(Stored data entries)
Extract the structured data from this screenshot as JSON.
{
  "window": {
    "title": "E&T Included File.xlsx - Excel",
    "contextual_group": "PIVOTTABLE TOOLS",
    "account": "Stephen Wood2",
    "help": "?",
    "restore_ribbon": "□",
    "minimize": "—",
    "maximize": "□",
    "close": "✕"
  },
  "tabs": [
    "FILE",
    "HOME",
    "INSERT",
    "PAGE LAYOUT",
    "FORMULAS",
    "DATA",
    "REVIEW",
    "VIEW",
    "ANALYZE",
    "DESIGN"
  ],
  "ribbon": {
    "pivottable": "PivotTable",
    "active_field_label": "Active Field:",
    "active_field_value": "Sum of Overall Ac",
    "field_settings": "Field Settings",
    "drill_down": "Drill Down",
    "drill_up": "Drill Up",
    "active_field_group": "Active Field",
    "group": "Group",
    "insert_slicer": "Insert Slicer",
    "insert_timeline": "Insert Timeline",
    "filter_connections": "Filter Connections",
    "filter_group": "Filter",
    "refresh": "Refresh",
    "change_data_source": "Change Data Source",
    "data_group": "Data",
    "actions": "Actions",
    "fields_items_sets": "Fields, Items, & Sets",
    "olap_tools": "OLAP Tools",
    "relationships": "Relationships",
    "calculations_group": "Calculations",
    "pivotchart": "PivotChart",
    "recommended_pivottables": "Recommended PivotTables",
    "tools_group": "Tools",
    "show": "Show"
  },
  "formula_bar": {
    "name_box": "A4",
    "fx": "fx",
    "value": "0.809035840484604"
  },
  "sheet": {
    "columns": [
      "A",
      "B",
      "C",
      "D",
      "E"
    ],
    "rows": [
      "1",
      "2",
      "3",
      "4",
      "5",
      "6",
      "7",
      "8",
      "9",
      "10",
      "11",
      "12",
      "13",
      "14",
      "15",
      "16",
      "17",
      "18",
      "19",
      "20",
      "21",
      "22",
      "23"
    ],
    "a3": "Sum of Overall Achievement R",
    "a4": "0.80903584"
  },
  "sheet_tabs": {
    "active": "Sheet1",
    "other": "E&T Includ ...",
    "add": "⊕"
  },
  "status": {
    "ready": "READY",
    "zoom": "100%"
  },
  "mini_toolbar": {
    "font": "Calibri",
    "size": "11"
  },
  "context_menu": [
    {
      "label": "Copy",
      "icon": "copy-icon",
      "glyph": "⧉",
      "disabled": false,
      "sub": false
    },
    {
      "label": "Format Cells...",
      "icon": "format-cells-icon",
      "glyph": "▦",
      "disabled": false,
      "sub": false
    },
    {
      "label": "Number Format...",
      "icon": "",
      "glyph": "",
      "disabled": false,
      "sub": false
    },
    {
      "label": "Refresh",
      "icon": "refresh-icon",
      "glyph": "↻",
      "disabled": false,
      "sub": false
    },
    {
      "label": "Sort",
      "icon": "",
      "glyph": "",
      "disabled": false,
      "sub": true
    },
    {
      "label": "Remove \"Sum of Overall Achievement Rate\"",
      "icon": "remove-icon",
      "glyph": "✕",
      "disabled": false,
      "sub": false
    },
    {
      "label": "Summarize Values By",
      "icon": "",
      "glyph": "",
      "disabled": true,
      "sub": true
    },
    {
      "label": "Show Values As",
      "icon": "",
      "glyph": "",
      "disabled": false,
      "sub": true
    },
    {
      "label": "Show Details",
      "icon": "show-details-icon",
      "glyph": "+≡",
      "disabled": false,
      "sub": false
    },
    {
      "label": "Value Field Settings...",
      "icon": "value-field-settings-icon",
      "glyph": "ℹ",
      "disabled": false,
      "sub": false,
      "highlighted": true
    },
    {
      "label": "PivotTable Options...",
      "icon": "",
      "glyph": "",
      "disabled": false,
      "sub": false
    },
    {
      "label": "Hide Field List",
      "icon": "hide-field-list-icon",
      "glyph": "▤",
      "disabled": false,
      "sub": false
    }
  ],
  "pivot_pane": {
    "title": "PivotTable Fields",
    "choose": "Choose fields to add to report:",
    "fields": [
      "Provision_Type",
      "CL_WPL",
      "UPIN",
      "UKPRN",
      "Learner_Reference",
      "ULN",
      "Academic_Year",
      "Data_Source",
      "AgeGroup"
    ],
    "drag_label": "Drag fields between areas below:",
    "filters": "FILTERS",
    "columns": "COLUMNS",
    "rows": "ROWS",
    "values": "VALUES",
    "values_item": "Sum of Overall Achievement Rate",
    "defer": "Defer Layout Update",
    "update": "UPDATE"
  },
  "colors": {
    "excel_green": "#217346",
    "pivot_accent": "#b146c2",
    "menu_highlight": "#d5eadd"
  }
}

» WHAT YOU SHOULD DO
Retype every record above exactly as it stands.

» EXERCISE ANSWER
Extract the structured data from this screenshot as JSON.
{
  "window": {
    "title": "E&T Included File.xlsx - Excel",
    "contextual_group": "PIVOTTABLE TOOLS",
    "account": "Stephen Wood2",
    "help": "?",
    "restore_ribbon": "□",
    "minimize": "—",
    "maximize": "□",
    "close": "✕"
  },
  "tabs": [
    "FILE",
    "HOME",
    "INSERT",
    "PAGE LAYOUT",
    "FORMULAS",
    "DATA",
    "REVIEW",
    "VIEW",
    "ANALYZE",
    "DESIGN"
  ],
  "ribbon": {
    "pivottable": "PivotTable",
    "active_field_label": "Active Field:",
    "active_field_value": "Sum of Overall Ac",
    "field_settings": "Field Settings",
    "drill_down": "Drill Down",
    "drill_up": "Drill Up",
    "active_field_group": "Active Field",
    "group": "Group",
    "insert_slicer": "Insert Slicer",
    "insert_timeline": "Insert Timeline",
    "filter_connections": "Filter Connections",
    "filter_group": "Filter",
    "refresh": "Refresh",
    "change_data_source": "Change Data Source",
    "data_group": "Data",
    "actions": "Actions",
    "fields_items_sets": "Fields, Items, & Sets",
    "olap_tools": "OLAP Tools",
    "relationships": "Relationships",
    "calculations_group": "Calculations",
    "pivotchart": "PivotChart",
    "recommended_pivottables": "Recommended PivotTables",
    "tools_group": "Tools",
    "show": "Show"
  },
  "formula_bar": {
    "name_box": "A4",
    "fx": "fx",
    "value": "0.809035840484604"
  },
  "sheet": {
    "columns": [
      "A",
      "B",
      "C",
      "D",
      "E"
    ],
    "rows": [
      "1",
      "2",
      "3",
      "4",
      "5",
      "6",
      "7",
      "8",
      "9",
      "10",
      "11",
      "12",
      "13",
      "14",
      "15",
      "16",
      "17",
      "18",
      "19",
      "20",
      "21",
      "22",
      "23"
    ],
    "a3": "Sum of Overall Achievement R",
    "a4": "0.80903584"
  },
  "sheet_tabs": {
    "active": "Sheet1",
    "other": "E&T Includ ...",
    "add": "⊕"
  },
  "status": {
    "ready": "READY",
    "zoom": "100%"
  },
  "mini_toolbar": {
    "font": "Calibri",
    "size": "11"
  },
  "context_menu": [
    {
      "label": "Copy",
      "icon": "copy-icon",
      "glyph": "⧉",
      "disabled": false,
      "sub": false
    },
    {
      "label": "Format Cells...",
      "icon": "format-cells-icon",
      "glyph": "▦",
      "disabled": false,
      "sub": false
    },
    {
      "label": "Number Format...",
      "icon": "",
      "glyph": "",
      "disabled": false,
      "sub": false
    },
    {
      "label": "Refresh",
      "icon": "refresh-icon",
      "glyph": "↻",
      "disabled": false,
      "sub": false
    },
    {
      "label": "Sort",
      "icon": "",
      "glyph": "",
      "disabled": false,
      "sub": true
    },
    {
      "label": "Remove \"Sum of Overall Achievement Rate\"",
      "icon": "remove-icon",
      "glyph": "✕",
      "disabled": false,
      "sub": false
    },
    {
      "label": "Summarize Values By",
      "icon": "",
      "glyph": "",
      "disabled": true,
      "sub": true
    },
    {
      "label": "Show Values As",
      "icon": "",
      "glyph": "",
      "disabled": false,
      "sub": true
    },
    {
      "label": "Show Details",
      "icon": "show-details-icon",
      "glyph": "+≡",
      "disabled": false,
      "sub": false
    },
    {
      "label": "Value Field Settings...",
      "icon": "value-field-settings-icon",
      "glyph": "ℹ",
      "disabled": false,
      "sub": false,
      "highlighted": true
    },
    {
      "label": "PivotTable Options...",
      "icon": "",
      "glyph": "",
      "disabled": false,
      "sub": false
    },
    {
      "label": "Hide Field List",
      "icon": "hide-field-list-icon",
      "glyph": "▤",
      "disabled": false,
      "sub": false
    }
  ],
  "pivot_pane": {
    "title": "PivotTable Fields",
    "choose": "Choose fields to add to report:",
    "fields": [
      "Provision_Type",
      "CL_WPL",
      "UPIN",
      "UKPRN",
      "Learner_Reference",
      "ULN",
      "Academic_Year",
      "Data_Source",
      "AgeGroup"
    ],
    "drag_label": "Drag fields between areas below:",
    "filters": "FILTERS",
    "columns": "COLUMNS",
    "rows": "ROWS",
    "values": "VALUES",
    "values_item": "Sum of Overall Achievement Rate",
    "defer": "Defer Layout Update",
    "update": "UPDATE"
  },
  "colors": {
    "excel_green": "#217346",
    "pivot_accent": "#b146c2",
    "menu_highlight": "#d5eadd"
  }
}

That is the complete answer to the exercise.